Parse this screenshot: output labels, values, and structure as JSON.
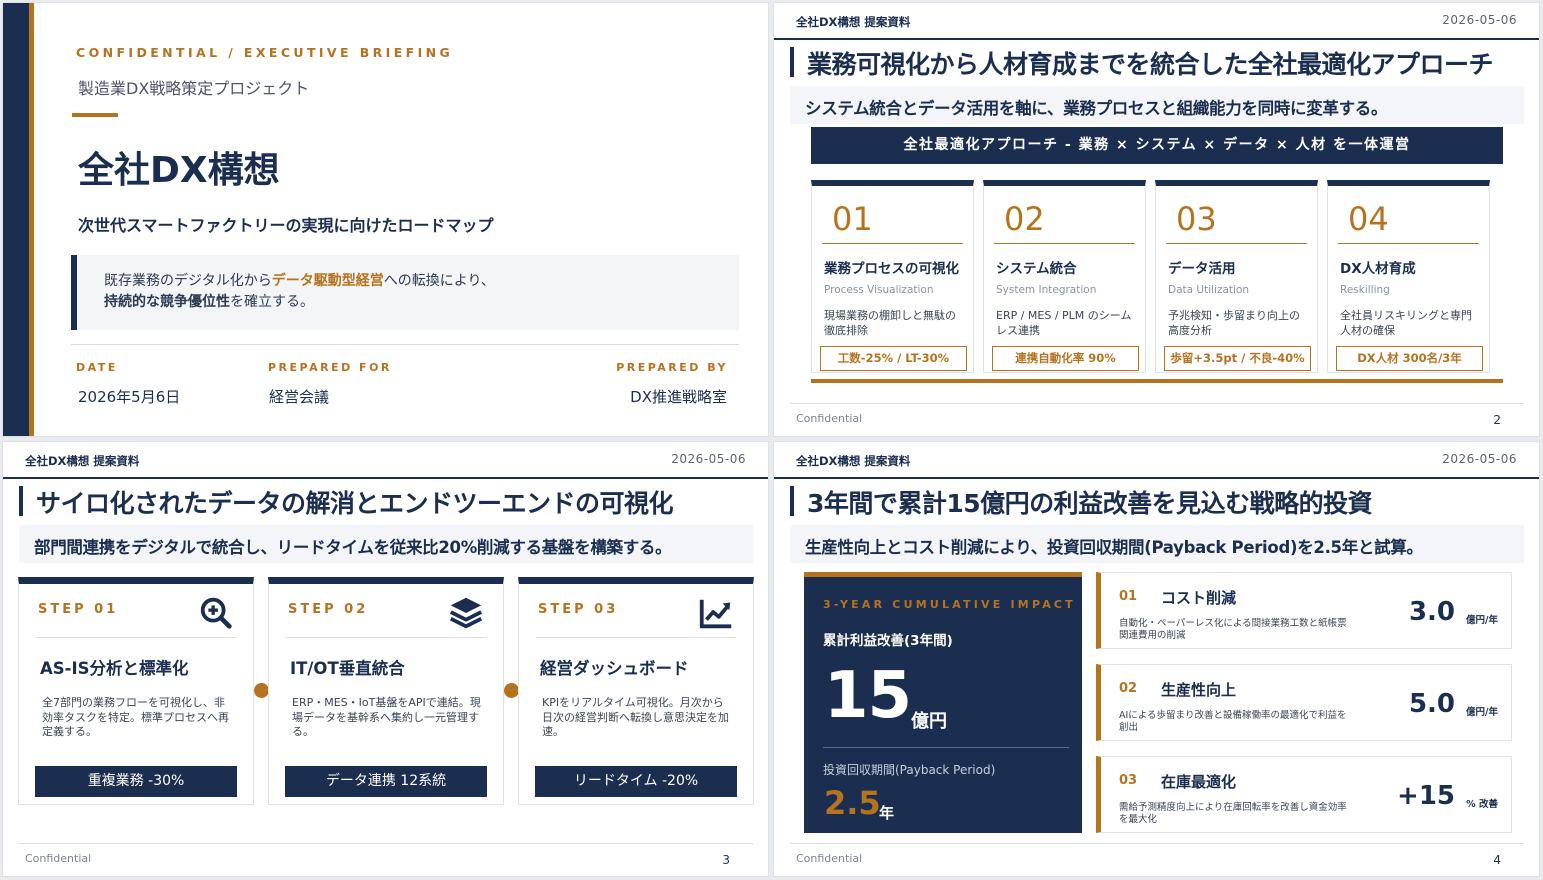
{
  "slide1": {
    "eyebrow": "CONFIDENTIAL  /  EXECUTIVE BRIEFING",
    "project": "製造業DX戦略策定プロジェクト",
    "title": "全社DX構想",
    "subtitle": "次世代スマートファクトリーの実現に向けたロードマップ",
    "quote_pre": "既存業務のデジタル化から",
    "quote_highlight": "データ駆動型経営",
    "quote_mid": "への転換により、",
    "quote_bold": "持続的な競争優位性",
    "quote_post": "を確立する。",
    "meta": [
      {
        "label": "DATE",
        "value": "2026年5月6日"
      },
      {
        "label": "PREPARED FOR",
        "value": "経営会議"
      },
      {
        "label": "PREPARED BY",
        "value": "DX推進戦略室"
      }
    ]
  },
  "header": {
    "doc_title": "全社DX構想 提案資料",
    "date": "2026-05-06",
    "confidential": "Confidential"
  },
  "slide2": {
    "title": "業務可視化から人材育成までを統合した全社最適化アプローチ",
    "lead": "システム統合とデータ活用を軸に、業務プロセスと組織能力を同時に変革する。",
    "banner": "全社最適化アプローチ - 業務 × システム × データ × 人材 を一体運営",
    "page": "2",
    "cards": [
      {
        "num": "01",
        "title": "業務プロセスの可視化",
        "en": "Process Visualization",
        "desc": "現場業務の棚卸しと無駄の徹底排除",
        "kpi": "工数-25% / LT-30%"
      },
      {
        "num": "02",
        "title": "システム統合",
        "en": "System Integration",
        "desc": "ERP / MES / PLM のシームレス連携",
        "kpi": "連携自動化率 90%"
      },
      {
        "num": "03",
        "title": "データ活用",
        "en": "Data Utilization",
        "desc": "予兆検知・歩留まり向上の高度分析",
        "kpi": "歩留+3.5pt / 不良-40%"
      },
      {
        "num": "04",
        "title": "DX人材育成",
        "en": "Reskilling",
        "desc": "全社員リスキリングと専門人材の確保",
        "kpi": "DX人材 300名/3年"
      }
    ]
  },
  "slide3": {
    "title": "サイロ化されたデータの解消とエンドツーエンドの可視化",
    "lead": "部門間連携をデジタルで統合し、リードタイムを従来比20%削減する基盤を構築する。",
    "page": "3",
    "steps": [
      {
        "label": "STEP 01",
        "icon": "zoom-in-icon",
        "title": "AS-IS分析と標準化",
        "desc": "全7部門の業務フローを可視化し、非効率タスクを特定。標準プロセスへ再定義する。",
        "kpi": "重複業務 -30%"
      },
      {
        "label": "STEP 02",
        "icon": "layers-icon",
        "title": "IT/OT垂直統合",
        "desc": "ERP・MES・IoT基盤をAPIで連結。現場データを基幹系へ集約し一元管理する。",
        "kpi": "データ連携 12系統"
      },
      {
        "label": "STEP 03",
        "icon": "trend-chart-icon",
        "title": "経営ダッシュボード",
        "desc": "KPIをリアルタイム可視化。月次から日次の経営判断へ転換し意思決定を加速。",
        "kpi": "リードタイム -20%"
      }
    ]
  },
  "slide4": {
    "title": "3年間で累計15億円の利益改善を見込む戦略的投資",
    "lead": "生産性向上とコスト削減により、投資回収期間(Payback Period)を2.5年と試算。",
    "page": "4",
    "impact": {
      "eyebrow": "3-YEAR CUMULATIVE IMPACT",
      "label": "累計利益改善(3年間)",
      "value": "15",
      "unit": "億円",
      "payback_label": "投資回収期間(Payback Period)",
      "payback_value": "2.5",
      "payback_unit": "年"
    },
    "items": [
      {
        "num": "01",
        "title": "コスト削減",
        "desc": "自動化・ペーパーレス化による間接業務工数と紙帳票関連費用の削減",
        "value": "3.0",
        "unit": "億円/年"
      },
      {
        "num": "02",
        "title": "生産性向上",
        "desc": "AIによる歩留まり改善と設備稼働率の最適化で利益を創出",
        "value": "5.0",
        "unit": "億円/年"
      },
      {
        "num": "03",
        "title": "在庫最適化",
        "desc": "需給予測精度向上により在庫回転率を改善し資金効率を最大化",
        "value": "+15",
        "unit": "% 改善"
      }
    ]
  }
}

----------------

SHORT EXERCISE – Return each line from the material above exactly, but not the pictures.

ANSWER FOR THE TASK –
Parse this screenshot: output labels, values, and structure as JSON.
{
  "slide1": {
    "eyebrow": "CONFIDENTIAL  /  EXECUTIVE BRIEFING",
    "project": "製造業DX戦略策定プロジェクト",
    "title": "全社DX構想",
    "subtitle": "次世代スマートファクトリーの実現に向けたロードマップ",
    "quote_pre": "既存業務のデジタル化から",
    "quote_highlight": "データ駆動型経営",
    "quote_mid": "への転換により、",
    "quote_bold": "持続的な競争優位性",
    "quote_post": "を確立する。",
    "meta": [
      {
        "label": "DATE",
        "value": "2026年5月6日"
      },
      {
        "label": "PREPARED FOR",
        "value": "経営会議"
      },
      {
        "label": "PREPARED BY",
        "value": "DX推進戦略室"
      }
    ]
  },
  "header": {
    "doc_title": "全社DX構想 提案資料",
    "date": "2026-05-06",
    "confidential": "Confidential"
  },
  "slide2": {
    "title": "業務可視化から人材育成までを統合した全社最適化アプローチ",
    "lead": "システム統合とデータ活用を軸に、業務プロセスと組織能力を同時に変革する。",
    "banner": "全社最適化アプローチ - 業務 × システム × データ × 人材 を一体運営",
    "page": "2",
    "cards": [
      {
        "num": "01",
        "title": "業務プロセスの可視化",
        "en": "Process Visualization",
        "desc": "現場業務の棚卸しと無駄の徹底排除",
        "kpi": "工数-25% / LT-30%"
      },
      {
        "num": "02",
        "title": "システム統合",
        "en": "System Integration",
        "desc": "ERP / MES / PLM のシームレス連携",
        "kpi": "連携自動化率 90%"
      },
      {
        "num": "03",
        "title": "データ活用",
        "en": "Data Utilization",
        "desc": "予兆検知・歩留まり向上の高度分析",
        "kpi": "歩留+3.5pt / 不良-40%"
      },
      {
        "num": "04",
        "title": "DX人材育成",
        "en": "Reskilling",
        "desc": "全社員リスキリングと専門人材の確保",
        "kpi": "DX人材 300名/3年"
      }
    ]
  },
  "slide3": {
    "title": "サイロ化されたデータの解消とエンドツーエンドの可視化",
    "lead": "部門間連携をデジタルで統合し、リードタイムを従来比20%削減する基盤を構築する。",
    "page": "3",
    "steps": [
      {
        "label": "STEP 01",
        "icon": "zoom-in-icon",
        "title": "AS-IS分析と標準化",
        "desc": "全7部門の業務フローを可視化し、非効率タスクを特定。標準プロセスへ再定義する。",
        "kpi": "重複業務 -30%"
      },
      {
        "label": "STEP 02",
        "icon": "layers-icon",
        "title": "IT/OT垂直統合",
        "desc": "ERP・MES・IoT基盤をAPIで連結。現場データを基幹系へ集約し一元管理する。",
        "kpi": "データ連携 12系統"
      },
      {
        "label": "STEP 03",
        "icon": "trend-chart-icon",
        "title": "経営ダッシュボード",
        "desc": "KPIをリアルタイム可視化。月次から日次の経営判断へ転換し意思決定を加速。",
        "kpi": "リードタイム -20%"
      }
    ]
  },
  "slide4": {
    "title": "3年間で累計15億円の利益改善を見込む戦略的投資",
    "lead": "生産性向上とコスト削減により、投資回収期間(Payback Period)を2.5年と試算。",
    "page": "4",
    "impact": {
      "eyebrow": "3-YEAR CUMULATIVE IMPACT",
      "label": "累計利益改善(3年間)",
      "value": "15",
      "unit": "億円",
      "payback_label": "投資回収期間(Payback Period)",
      "payback_value": "2.5",
      "payback_unit": "年"
    },
    "items": [
      {
        "num": "01",
        "title": "コスト削減",
        "desc": "自動化・ペーパーレス化による間接業務工数と紙帳票関連費用の削減",
        "value": "3.0",
        "unit": "億円/年"
      },
      {
        "num": "02",
        "title": "生産性向上",
        "desc": "AIによる歩留まり改善と設備稼働率の最適化で利益を創出",
        "value": "5.0",
        "unit": "億円/年"
      },
      {
        "num": "03",
        "title": "在庫最適化",
        "desc": "需給予測精度向上により在庫回転率を改善し資金効率を最大化",
        "value": "+15",
        "unit": "% 改善"
      }
    ]
  }
}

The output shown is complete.